• _CHALLENGE_
Write out every line below that includes the word "似是而非".

▼

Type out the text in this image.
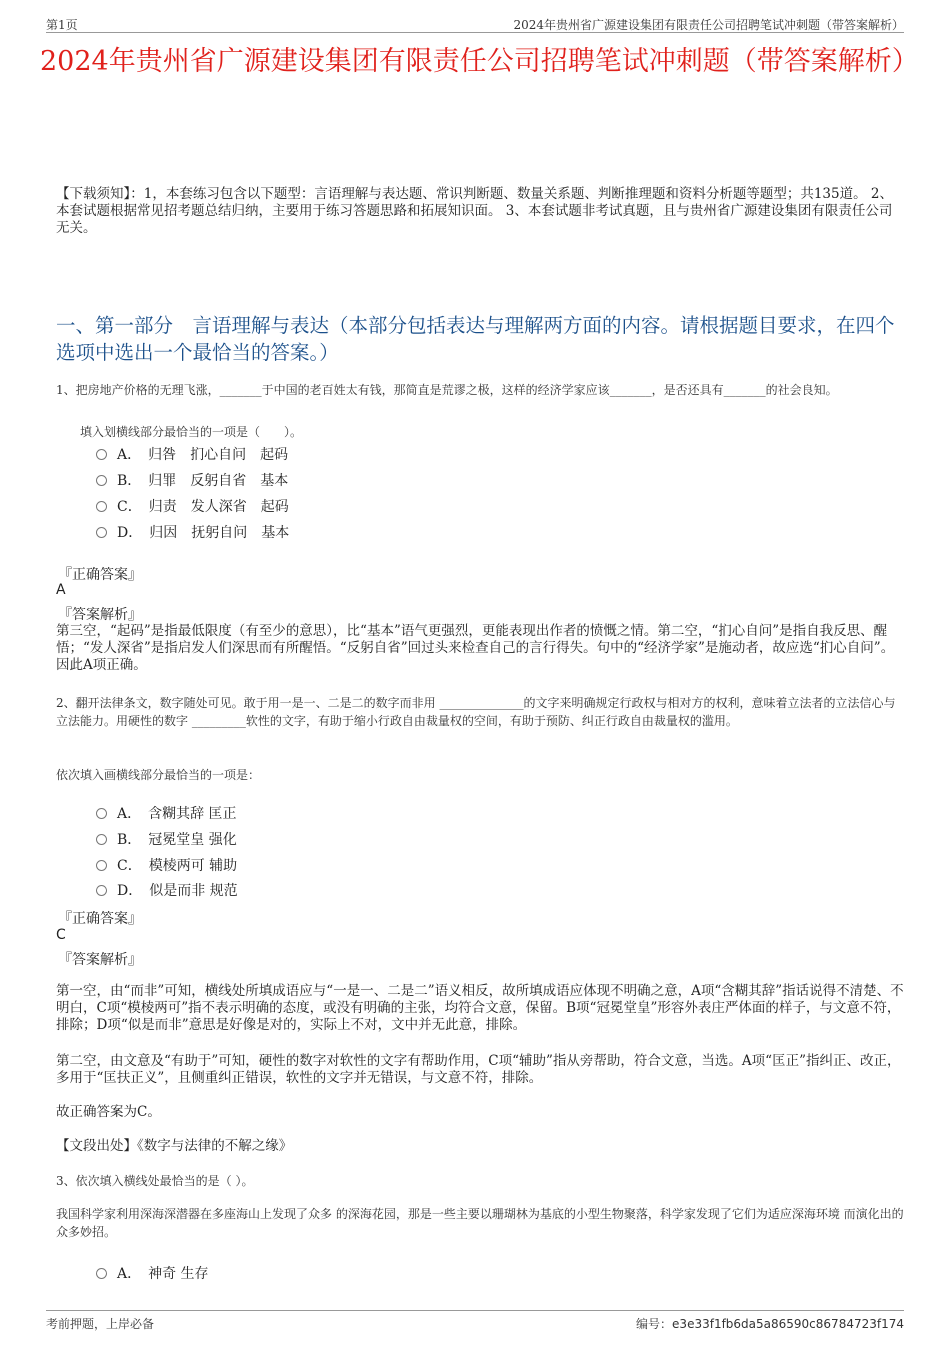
第1页	2024年贵州省广源建设集团有限责任公司招聘笔试冲刺题（带答案解析）
2024年贵州省广源建设集团有限责任公司招聘笔试冲刺题（带答案解析）
【下载须知】：1，本套练习包含以下题型：言语理解与表达题、常识判断题、数量关系题、判断推理题和资料分析题等题型；共135道。 2、本套试题根据常见招考题总结归纳，主要用于练习答题思路和拓展知识面。 3、本套试题非考试真题，且与贵州省广源建设集团有限责任公司无关。
一、第一部分　言语理解与表达（本部分包括表达与理解两方面的内容。请根据题目要求，在四个选项中选出一个最恰当的答案。）
1、把房地产价格的无理飞涨，_______于中国的老百姓太有钱，那简直是荒谬之极，这样的经济学家应该_______，是否还具有_______的社会良知。
填入划横线部分最恰当的一项是（　　）。
A．　归咎　扪心自问　起码
B．　归罪　反躬自省　基本
C．　归责　发人深省　起码
D．　归因　抚躬自问　基本
『正确答案』
A
『答案解析』
第三空，“起码”是指最低限度（有至少的意思），比“基本”语气更强烈，更能表现出作者的愤慨之情。第二空，“扪心自问”是指自我反思、醒悟；“发人深省”是指启发人们深思而有所醒悟。“反躬自省”回过头来检查自己的言行得失。句中的“经济学家”是施动者，故应选“扪心自问”。因此A项正确。
2、翻开法律条文，数字随处可见。敢于用一是一、二是二的数字而非用 ______________的文字来明确规定行政权与相对方的权利，意味着立法者的立法信心与立法能力。用硬性的数字 _________软性的文字，有助于缩小行政自由裁量权的空间，有助于预防、纠正行政自由裁量权的滥用。
依次填入画横线部分最恰当的一项是：
A．　含糊其辞 匡正
B．　冠冕堂皇 强化
C．　模棱两可 辅助
D．　似是而非 规范
『正确答案』
C
『答案解析』
第一空，由“而非”可知，横线处所填成语应与“一是一、二是二”语义相反，故所填成语应体现不明确之意，A项“含糊其辞”指话说得不清楚、不明白，C项“模棱两可”指不表示明确的态度，或没有明确的主张，均符合文意，保留。B项“冠冕堂皇”形容外表庄严体面的样子，与文意不符，排除；D项“似是而非”意思是好像是对的，实际上不对，文中并无此意，排除。
第二空，由文意及“有助于”可知，硬性的数字对软性的文字有帮助作用，C项“辅助”指从旁帮助，符合文意，当选。A项“匡正”指纠正、改正，多用于“匡扶正义”，且侧重纠正错误，软性的文字并无错误，与文意不符，排除。
故正确答案为C。
【文段出处】《数字与法律的不解之缘》
3、依次填入横线处最恰当的是（ ）。
我国科学家利用深海深潜器在多座海山上发现了众多 的深海花园，那是一些主要以珊瑚林为基底的小型生物聚落，科学家发现了它们为适应深海环境 而演化出的众多妙招。
A．　神奇 生存
考前押题，上岸必备	编号：e3e33f1fb6da5a86590c86784723f174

▲

• _SOLUTION TO THE EXERCISE_
D．　似是而非 规范
第一空，由“而非”可知，横线处所填成语应与“一是一、二是二”语义相反，故所填成语应体现不明确之意，A项“含糊其辞”指话说得不清楚、不明白，C项“模棱两可”指不表示明确的态度，或没有明确的主张，均符合文意，保留。B项“冠冕堂皇”形容外表庄严体面的样子，与文意不符，排除；D项“似是而非”意思是好像是对的，实际上不对，文中并无此意，排除。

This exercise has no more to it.